▸ **Task goal**: Pull out every line below that contains the word "style".

▸ **Record extracts**:

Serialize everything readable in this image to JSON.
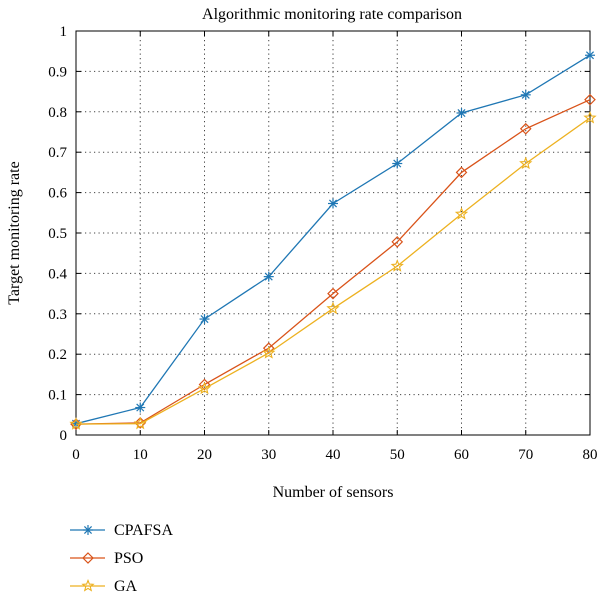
{
  "chart_data": {
    "type": "line",
    "title": "Algorithmic monitoring rate comparison",
    "xlabel": "Number of sensors",
    "ylabel": "Target monitoring rate",
    "x": [
      0,
      10,
      20,
      30,
      40,
      50,
      60,
      70,
      80
    ],
    "xlim": [
      0,
      80
    ],
    "ylim": [
      0,
      1
    ],
    "xticks": [
      "0",
      "10",
      "20",
      "30",
      "40",
      "50",
      "60",
      "70",
      "80"
    ],
    "yticks": [
      "0",
      "0.1",
      "0.2",
      "0.3",
      "0.4",
      "0.5",
      "0.6",
      "0.7",
      "0.8",
      "0.9",
      "1"
    ],
    "grid": true,
    "legend_position": "below",
    "series": [
      {
        "name": "CPAFSA",
        "color": "#1f77b4",
        "marker": "asterisk",
        "values": [
          0.028,
          0.068,
          0.287,
          0.392,
          0.573,
          0.672,
          0.797,
          0.842,
          0.94
        ]
      },
      {
        "name": "PSO",
        "color": "#d95319",
        "marker": "diamond",
        "values": [
          0.027,
          0.03,
          0.125,
          0.215,
          0.35,
          0.478,
          0.65,
          0.758,
          0.83
        ]
      },
      {
        "name": "GA",
        "color": "#edb120",
        "marker": "star",
        "values": [
          0.027,
          0.028,
          0.115,
          0.203,
          0.313,
          0.418,
          0.547,
          0.672,
          0.785
        ]
      }
    ]
  }
}
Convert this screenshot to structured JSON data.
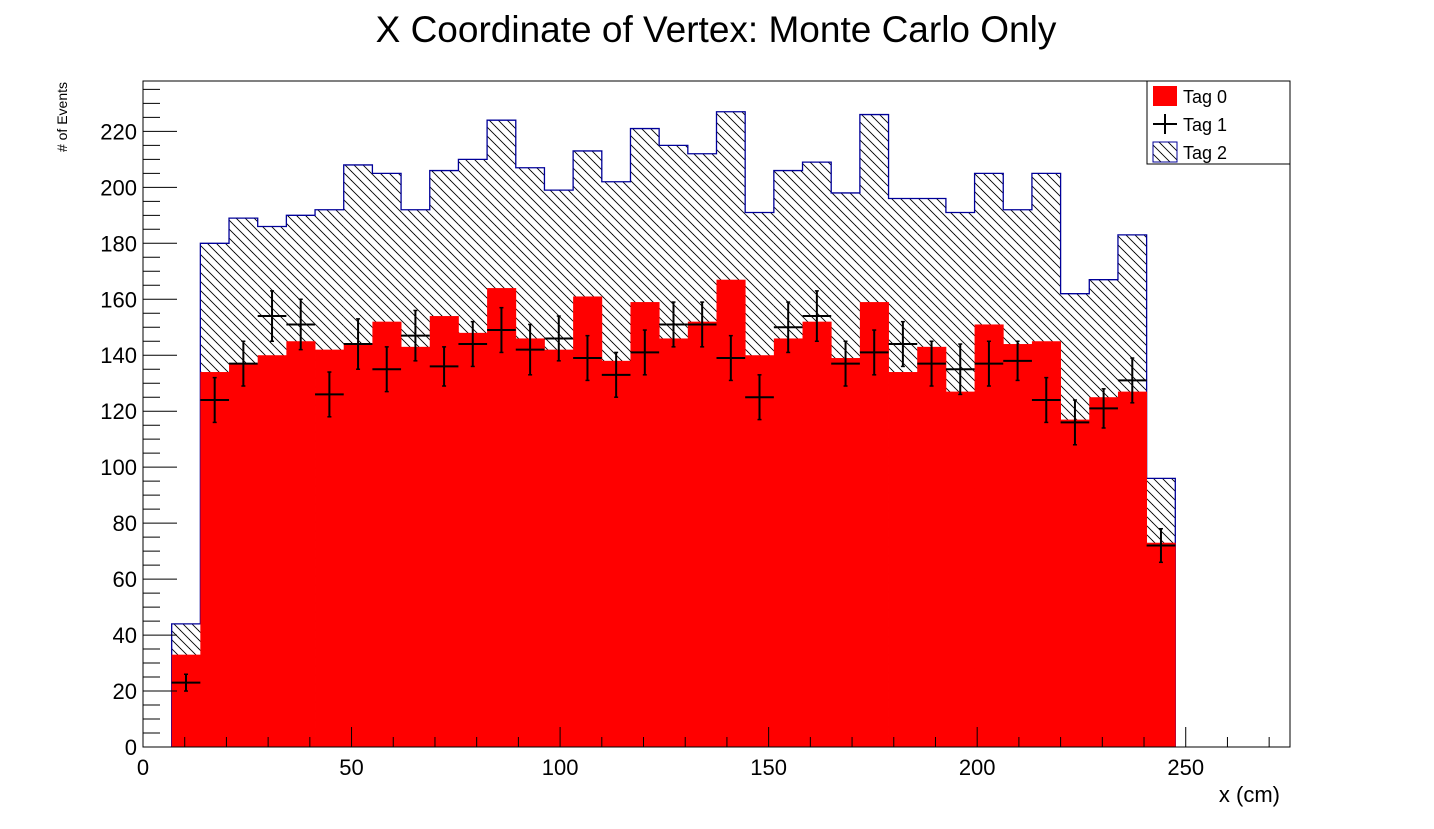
{
  "chart_data": {
    "type": "histogram",
    "title": "X Coordinate of Vertex: Monte Carlo Only",
    "xlabel": "x (cm)",
    "ylabel": "# of Events",
    "xlim": [
      0,
      275
    ],
    "ylim": [
      0,
      238
    ],
    "bin_width": 6.875,
    "bin_edges_start": 6.875,
    "x_ticks": [
      "0",
      "50",
      "100",
      "150",
      "200",
      "250"
    ],
    "y_ticks": [
      "0",
      "20",
      "40",
      "60",
      "80",
      "100",
      "120",
      "140",
      "160",
      "180",
      "200",
      "220"
    ],
    "legend": {
      "position": "top-right",
      "entries": [
        "Tag 0",
        "Tag 1",
        "Tag 2"
      ]
    },
    "series": [
      {
        "name": "Tag 0",
        "style": "filled",
        "color": "#ff0000",
        "values": [
          33,
          134,
          137,
          140,
          145,
          142,
          144,
          152,
          143,
          154,
          148,
          164,
          146,
          142,
          161,
          138,
          159,
          146,
          152,
          167,
          140,
          146,
          152,
          139,
          159,
          134,
          143,
          127,
          151,
          144,
          145,
          117,
          125,
          127,
          73
        ]
      },
      {
        "name": "Tag 1",
        "style": "points-with-errors",
        "color": "#000000",
        "values": [
          23,
          124,
          137,
          154,
          151,
          126,
          144,
          135,
          147,
          136,
          144,
          149,
          142,
          146,
          139,
          133,
          141,
          151,
          151,
          139,
          125,
          150,
          154,
          137,
          141,
          144,
          137,
          135,
          137,
          138,
          124,
          116,
          121,
          131,
          72
        ],
        "errors": [
          3,
          8,
          8,
          9,
          9,
          8,
          9,
          8,
          9,
          7,
          8,
          8,
          9,
          8,
          8,
          8,
          8,
          8,
          8,
          8,
          8,
          9,
          9,
          8,
          8,
          8,
          8,
          9,
          8,
          7,
          8,
          8,
          7,
          8,
          6
        ]
      },
      {
        "name": "Tag 2",
        "style": "hatched",
        "color": "#000099",
        "values": [
          44,
          180,
          189,
          186,
          190,
          192,
          208,
          205,
          192,
          206,
          210,
          224,
          207,
          199,
          213,
          202,
          221,
          215,
          212,
          227,
          191,
          206,
          209,
          198,
          226,
          196,
          196,
          191,
          205,
          192,
          205,
          162,
          167,
          183,
          96
        ]
      }
    ]
  }
}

▸ **Finished exercise**:
        "style": "filled",
        "style": "points-with-errors",
        "style": "hatched",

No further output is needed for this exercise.